◆ Given problem: Turn the lines from the start of the records through the line containing "The seat portion 21 is at (124, 447)." into a numbered list, skipping blank lines and leaving out the pictures.

◆ Stored rows:
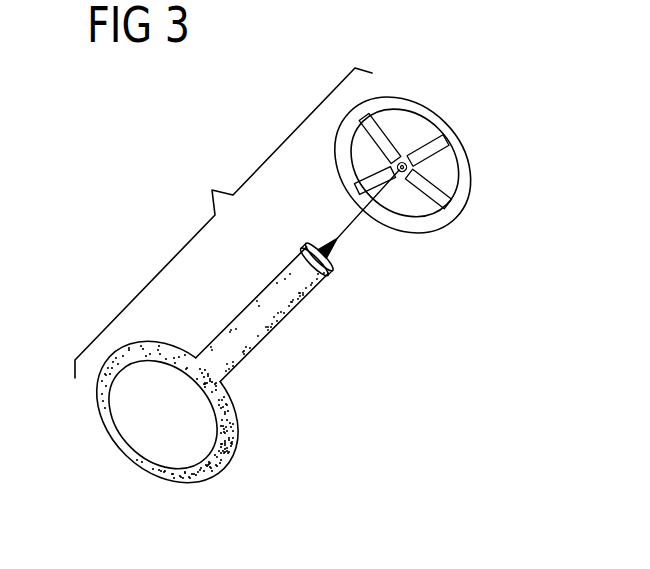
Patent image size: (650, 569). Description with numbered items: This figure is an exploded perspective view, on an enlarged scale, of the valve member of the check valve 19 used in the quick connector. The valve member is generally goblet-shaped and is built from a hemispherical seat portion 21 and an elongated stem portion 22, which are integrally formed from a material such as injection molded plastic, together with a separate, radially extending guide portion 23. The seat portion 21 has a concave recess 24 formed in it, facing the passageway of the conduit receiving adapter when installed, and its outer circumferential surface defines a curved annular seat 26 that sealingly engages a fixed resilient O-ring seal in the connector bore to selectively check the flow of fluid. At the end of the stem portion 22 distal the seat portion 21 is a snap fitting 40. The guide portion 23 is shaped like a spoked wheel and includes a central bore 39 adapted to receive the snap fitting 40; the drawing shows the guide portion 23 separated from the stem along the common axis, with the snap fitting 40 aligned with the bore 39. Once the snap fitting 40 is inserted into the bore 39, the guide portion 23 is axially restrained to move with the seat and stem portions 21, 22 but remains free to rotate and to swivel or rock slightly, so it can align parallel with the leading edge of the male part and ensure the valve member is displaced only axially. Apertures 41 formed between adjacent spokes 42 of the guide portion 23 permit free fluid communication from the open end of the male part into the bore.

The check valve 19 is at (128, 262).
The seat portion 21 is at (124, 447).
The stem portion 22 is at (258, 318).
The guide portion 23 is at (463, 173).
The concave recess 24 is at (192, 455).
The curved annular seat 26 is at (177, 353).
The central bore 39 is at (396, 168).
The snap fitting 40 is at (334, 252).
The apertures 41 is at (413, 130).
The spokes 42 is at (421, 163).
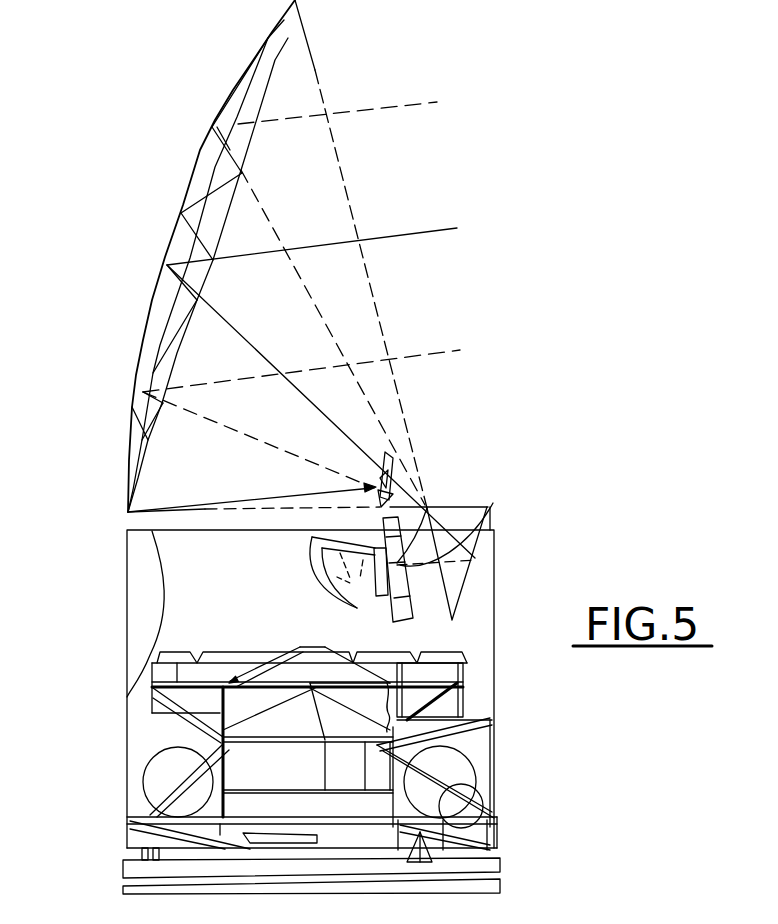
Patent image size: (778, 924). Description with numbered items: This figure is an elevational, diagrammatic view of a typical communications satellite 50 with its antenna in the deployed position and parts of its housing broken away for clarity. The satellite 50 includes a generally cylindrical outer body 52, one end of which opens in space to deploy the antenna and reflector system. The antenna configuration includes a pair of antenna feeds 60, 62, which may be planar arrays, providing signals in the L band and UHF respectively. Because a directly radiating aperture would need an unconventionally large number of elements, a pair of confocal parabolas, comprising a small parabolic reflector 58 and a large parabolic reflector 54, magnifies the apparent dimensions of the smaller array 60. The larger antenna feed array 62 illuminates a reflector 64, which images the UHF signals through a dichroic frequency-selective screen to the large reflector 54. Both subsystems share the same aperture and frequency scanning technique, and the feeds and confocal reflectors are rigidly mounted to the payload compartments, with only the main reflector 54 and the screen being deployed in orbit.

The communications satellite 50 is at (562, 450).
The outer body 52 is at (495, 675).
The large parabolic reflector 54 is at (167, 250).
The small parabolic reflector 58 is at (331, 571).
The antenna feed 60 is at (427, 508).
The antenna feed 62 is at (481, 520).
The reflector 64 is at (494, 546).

◆ Solution to the problem:
1. Patent image size: (650, 569). Description with numbered items: This figure is an exploded perspective view, on an enlarged scale, of the valve member of the check valve 19 used in the quick connector. The valve member is generally goblet-shaped and is built from a hemispherical seat portion 21 and an elongated stem portion 22, which are integrally formed from a material such as injection molded plastic, together with a separate, radially extending guide portion 23. The seat portion 21 has a concave recess 24 formed in it, facing the passageway of the conduit receiving adapter when installed, and its outer circumferential surface defines a curved annular seat 26 that sealingly engages a fixed resilient O-ring seal in the connector bore to selectively check the flow of fluid. At the end of the stem portion 22 distal the seat portion 21 is a snap fitting 40. The guide portion 23 is shaped like a spoked wheel and includes a central bore 39 adapted to receive the snap fitting 40; the drawing shows the guide portion 23 separated from the stem along the common axis, with the snap fitting 40 aligned with the bore 39. Once the snap fitting 40 is inserted into the bore 39, the guide portion 23 is axially restrained to move with the seat and stem portions 21, 22 but remains free to rotate and to swivel or rock slightly, so it can align parallel with the leading edge of the male part and ensure the valve member is displaced only axially. Apertures 41 formed between adjacent spokes 42 of the guide portion 23 permit free fluid communication from the open end of the male part into the bore.
2. The check valve 19 is at (128, 262).
3. The seat portion 21 is at (124, 447).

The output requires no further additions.